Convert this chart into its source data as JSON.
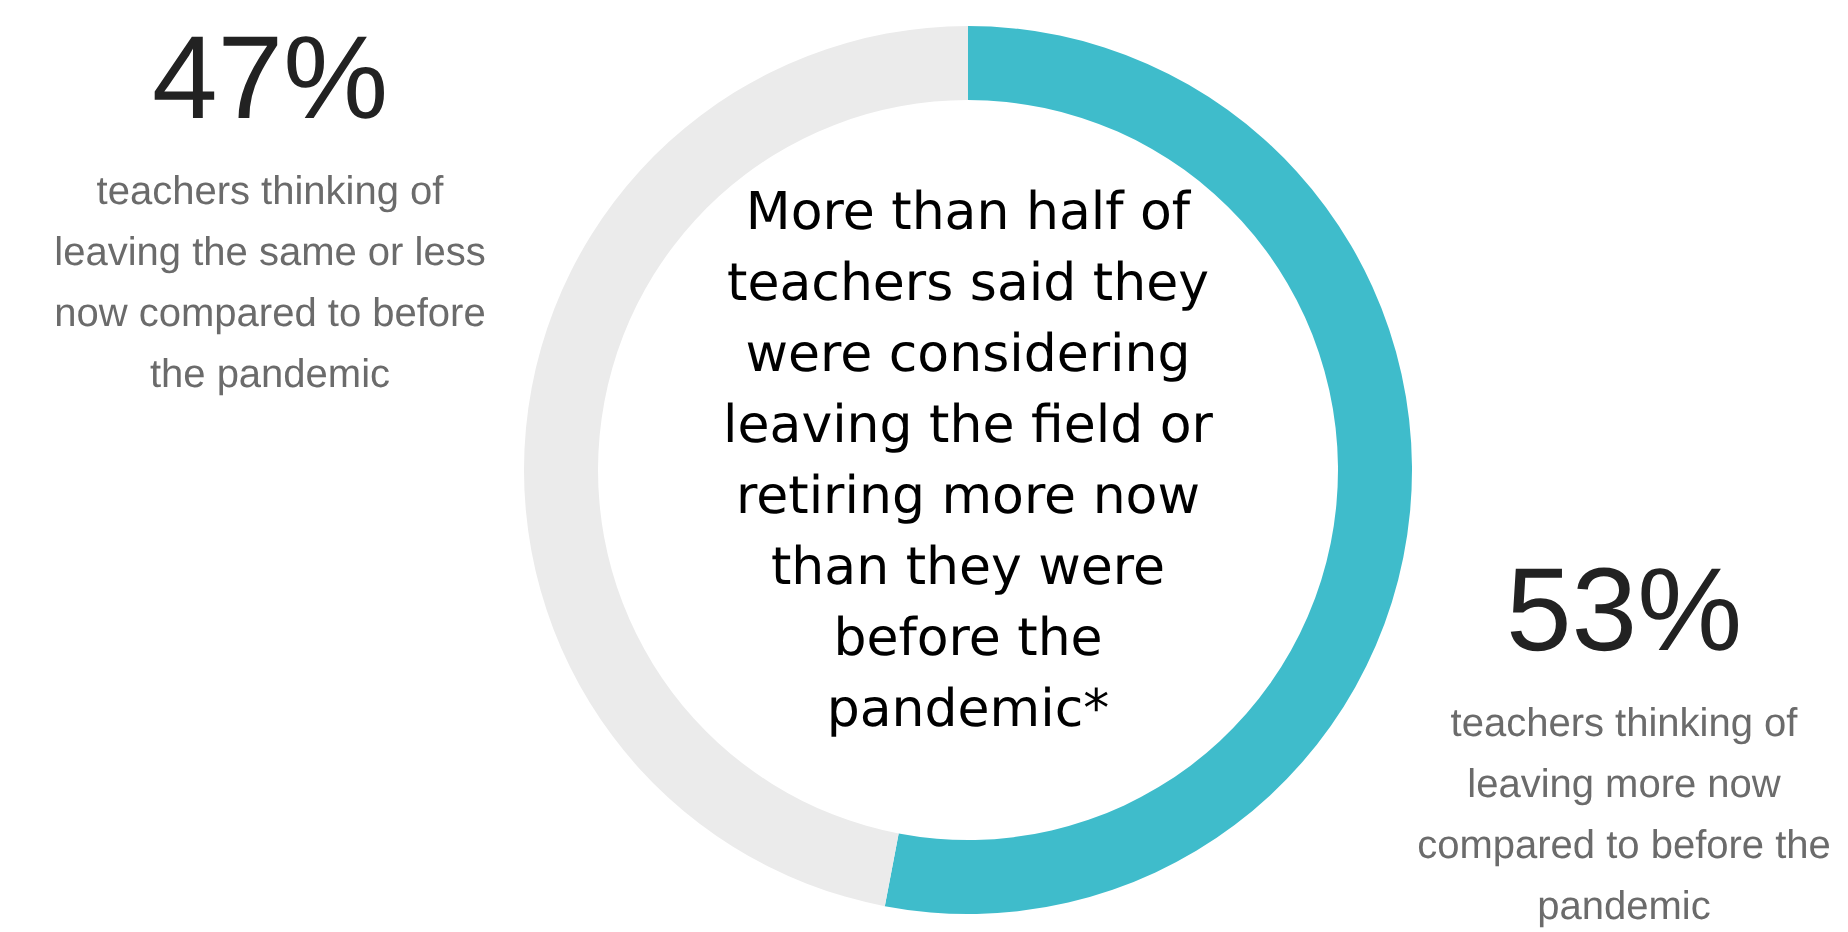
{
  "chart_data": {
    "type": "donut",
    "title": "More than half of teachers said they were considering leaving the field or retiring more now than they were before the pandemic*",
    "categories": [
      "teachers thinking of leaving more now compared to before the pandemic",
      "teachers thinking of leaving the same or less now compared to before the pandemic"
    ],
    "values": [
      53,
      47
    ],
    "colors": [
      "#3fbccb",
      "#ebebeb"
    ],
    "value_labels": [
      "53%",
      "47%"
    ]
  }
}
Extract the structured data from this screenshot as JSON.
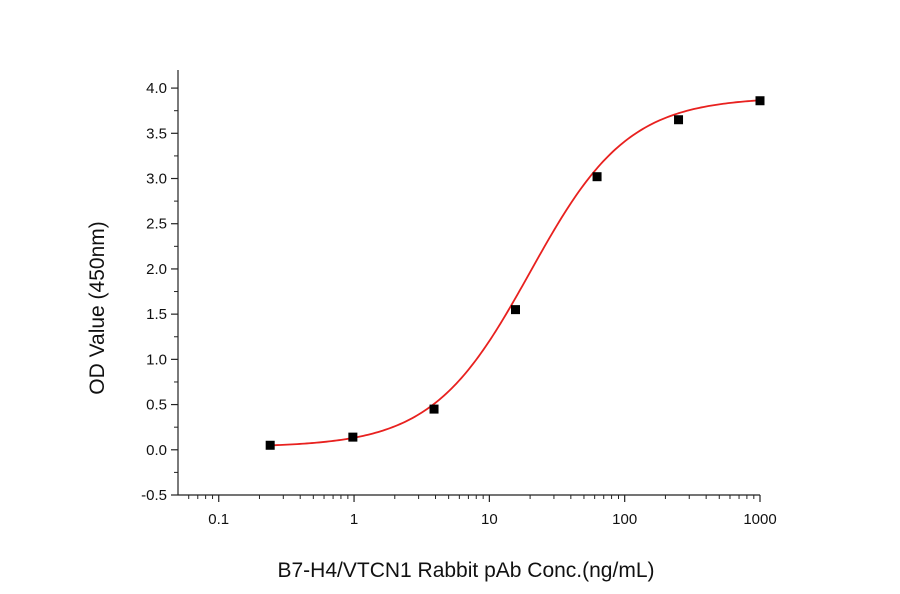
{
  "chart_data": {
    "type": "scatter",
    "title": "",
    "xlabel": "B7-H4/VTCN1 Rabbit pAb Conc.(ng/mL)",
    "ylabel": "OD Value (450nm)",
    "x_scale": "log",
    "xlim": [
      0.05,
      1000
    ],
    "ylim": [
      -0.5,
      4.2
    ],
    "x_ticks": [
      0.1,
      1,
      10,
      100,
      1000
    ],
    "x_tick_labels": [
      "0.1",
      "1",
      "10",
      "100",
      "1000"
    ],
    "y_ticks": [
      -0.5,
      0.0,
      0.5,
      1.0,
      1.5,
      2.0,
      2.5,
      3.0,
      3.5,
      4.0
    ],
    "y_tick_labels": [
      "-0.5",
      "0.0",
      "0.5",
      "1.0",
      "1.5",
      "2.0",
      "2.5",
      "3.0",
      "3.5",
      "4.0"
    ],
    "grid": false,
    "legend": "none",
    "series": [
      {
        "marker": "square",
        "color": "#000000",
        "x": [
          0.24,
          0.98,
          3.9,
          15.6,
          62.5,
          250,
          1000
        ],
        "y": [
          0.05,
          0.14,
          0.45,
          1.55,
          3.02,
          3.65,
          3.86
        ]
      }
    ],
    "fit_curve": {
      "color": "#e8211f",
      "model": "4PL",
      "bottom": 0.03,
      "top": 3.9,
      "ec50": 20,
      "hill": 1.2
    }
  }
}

_ _ _ _

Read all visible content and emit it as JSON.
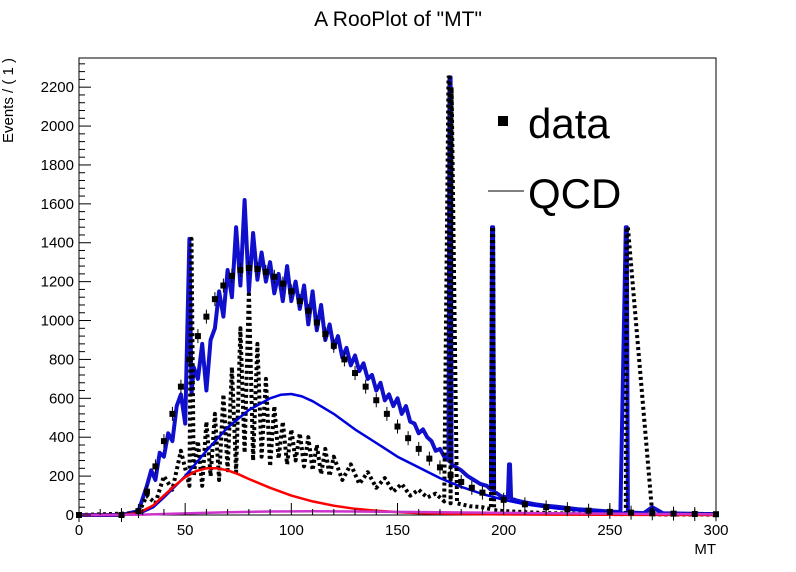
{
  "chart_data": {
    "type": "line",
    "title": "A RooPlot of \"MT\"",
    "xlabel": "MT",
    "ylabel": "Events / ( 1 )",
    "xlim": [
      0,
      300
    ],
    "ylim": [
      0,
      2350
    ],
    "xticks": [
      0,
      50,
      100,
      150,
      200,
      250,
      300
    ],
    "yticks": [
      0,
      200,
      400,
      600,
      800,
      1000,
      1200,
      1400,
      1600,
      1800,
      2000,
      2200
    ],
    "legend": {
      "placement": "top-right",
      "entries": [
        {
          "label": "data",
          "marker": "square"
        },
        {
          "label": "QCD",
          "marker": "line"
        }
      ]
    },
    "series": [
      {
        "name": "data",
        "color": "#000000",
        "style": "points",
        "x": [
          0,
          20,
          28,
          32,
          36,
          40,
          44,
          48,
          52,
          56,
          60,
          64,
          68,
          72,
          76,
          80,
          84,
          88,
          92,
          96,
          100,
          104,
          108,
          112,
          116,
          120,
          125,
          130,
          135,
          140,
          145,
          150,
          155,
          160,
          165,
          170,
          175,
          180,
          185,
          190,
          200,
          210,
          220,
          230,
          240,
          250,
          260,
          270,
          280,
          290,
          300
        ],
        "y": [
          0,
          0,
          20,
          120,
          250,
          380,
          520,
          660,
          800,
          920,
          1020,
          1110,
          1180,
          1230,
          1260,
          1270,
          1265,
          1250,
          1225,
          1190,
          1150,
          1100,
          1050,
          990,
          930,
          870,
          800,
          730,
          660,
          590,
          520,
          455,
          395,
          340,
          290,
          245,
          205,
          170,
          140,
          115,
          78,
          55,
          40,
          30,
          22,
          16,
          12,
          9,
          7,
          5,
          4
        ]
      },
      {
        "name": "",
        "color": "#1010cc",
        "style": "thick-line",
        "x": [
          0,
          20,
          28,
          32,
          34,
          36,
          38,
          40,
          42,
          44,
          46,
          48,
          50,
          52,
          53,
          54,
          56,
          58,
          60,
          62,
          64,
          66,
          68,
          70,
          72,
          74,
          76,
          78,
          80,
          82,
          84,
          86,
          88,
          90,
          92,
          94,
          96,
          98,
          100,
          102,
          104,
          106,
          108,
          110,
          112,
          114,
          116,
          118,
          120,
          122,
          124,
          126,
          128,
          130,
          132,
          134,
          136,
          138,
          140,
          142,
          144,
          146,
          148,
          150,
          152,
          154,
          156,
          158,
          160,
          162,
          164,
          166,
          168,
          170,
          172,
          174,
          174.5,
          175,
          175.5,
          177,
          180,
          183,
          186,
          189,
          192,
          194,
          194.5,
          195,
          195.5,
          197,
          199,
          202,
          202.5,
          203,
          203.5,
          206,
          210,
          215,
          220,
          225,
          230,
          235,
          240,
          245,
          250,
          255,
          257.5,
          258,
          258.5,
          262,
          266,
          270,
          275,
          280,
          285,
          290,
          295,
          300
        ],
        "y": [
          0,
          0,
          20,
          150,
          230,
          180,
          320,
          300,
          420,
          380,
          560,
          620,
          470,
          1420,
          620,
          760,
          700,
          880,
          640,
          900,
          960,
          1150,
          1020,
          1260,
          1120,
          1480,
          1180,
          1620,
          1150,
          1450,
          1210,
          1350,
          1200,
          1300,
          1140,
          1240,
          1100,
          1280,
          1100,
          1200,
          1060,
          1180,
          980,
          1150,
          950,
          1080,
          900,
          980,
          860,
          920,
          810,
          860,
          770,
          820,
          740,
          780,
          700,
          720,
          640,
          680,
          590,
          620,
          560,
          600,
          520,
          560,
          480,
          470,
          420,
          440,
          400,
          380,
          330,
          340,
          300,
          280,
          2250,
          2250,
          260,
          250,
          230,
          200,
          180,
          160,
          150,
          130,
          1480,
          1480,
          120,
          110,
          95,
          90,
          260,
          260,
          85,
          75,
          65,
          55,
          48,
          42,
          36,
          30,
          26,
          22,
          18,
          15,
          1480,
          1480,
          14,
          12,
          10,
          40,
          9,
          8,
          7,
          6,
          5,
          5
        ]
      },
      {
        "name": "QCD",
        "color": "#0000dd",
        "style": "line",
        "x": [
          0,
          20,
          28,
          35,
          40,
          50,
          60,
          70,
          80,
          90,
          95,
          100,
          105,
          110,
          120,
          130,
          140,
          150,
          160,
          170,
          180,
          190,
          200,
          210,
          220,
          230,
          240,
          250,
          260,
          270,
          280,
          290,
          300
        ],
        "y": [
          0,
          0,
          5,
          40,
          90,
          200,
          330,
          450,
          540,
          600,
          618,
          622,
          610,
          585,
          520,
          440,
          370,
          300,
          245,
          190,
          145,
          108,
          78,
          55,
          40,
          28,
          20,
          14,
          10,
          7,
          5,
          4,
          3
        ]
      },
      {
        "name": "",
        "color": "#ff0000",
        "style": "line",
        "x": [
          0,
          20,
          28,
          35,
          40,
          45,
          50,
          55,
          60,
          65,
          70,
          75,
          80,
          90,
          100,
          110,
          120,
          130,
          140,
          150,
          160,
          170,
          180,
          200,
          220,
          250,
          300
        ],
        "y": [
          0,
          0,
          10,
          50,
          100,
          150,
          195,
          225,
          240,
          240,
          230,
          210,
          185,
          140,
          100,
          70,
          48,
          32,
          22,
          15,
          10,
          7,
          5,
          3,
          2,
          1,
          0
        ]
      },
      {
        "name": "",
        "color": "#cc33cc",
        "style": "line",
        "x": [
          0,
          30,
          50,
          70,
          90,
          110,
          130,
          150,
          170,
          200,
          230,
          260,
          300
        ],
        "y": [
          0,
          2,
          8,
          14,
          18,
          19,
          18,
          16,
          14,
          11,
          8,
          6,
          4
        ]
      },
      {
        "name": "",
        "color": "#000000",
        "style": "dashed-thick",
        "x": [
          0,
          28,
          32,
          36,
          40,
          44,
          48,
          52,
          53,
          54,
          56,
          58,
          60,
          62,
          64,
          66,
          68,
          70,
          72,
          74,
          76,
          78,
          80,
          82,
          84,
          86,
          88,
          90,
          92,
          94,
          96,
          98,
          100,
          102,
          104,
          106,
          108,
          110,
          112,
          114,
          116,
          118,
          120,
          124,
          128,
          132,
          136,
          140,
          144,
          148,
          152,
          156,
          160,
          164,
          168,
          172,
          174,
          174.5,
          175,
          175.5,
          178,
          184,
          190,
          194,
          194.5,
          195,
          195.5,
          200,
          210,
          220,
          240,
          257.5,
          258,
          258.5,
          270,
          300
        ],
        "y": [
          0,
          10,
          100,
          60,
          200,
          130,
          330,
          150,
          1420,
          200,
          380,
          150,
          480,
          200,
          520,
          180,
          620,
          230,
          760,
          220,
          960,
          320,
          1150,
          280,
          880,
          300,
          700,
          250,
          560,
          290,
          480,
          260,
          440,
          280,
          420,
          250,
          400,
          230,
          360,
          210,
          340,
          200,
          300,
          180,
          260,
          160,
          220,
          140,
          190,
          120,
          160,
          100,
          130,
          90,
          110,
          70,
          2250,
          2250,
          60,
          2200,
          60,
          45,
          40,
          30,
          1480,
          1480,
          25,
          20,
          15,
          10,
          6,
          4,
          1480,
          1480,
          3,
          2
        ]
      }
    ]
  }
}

_ _ _ _

» Aim of the exercise
Return each line of the data that contains the string "leaving".

» Written response
    "title": "More than half of teachers said they were considering leaving the field or retiring more now than they were before the pandemic*",
      "teachers thinking of leaving more now compared to before the pandemic",
      "teachers thinking of leaving the same or less now compared to before the pandemic"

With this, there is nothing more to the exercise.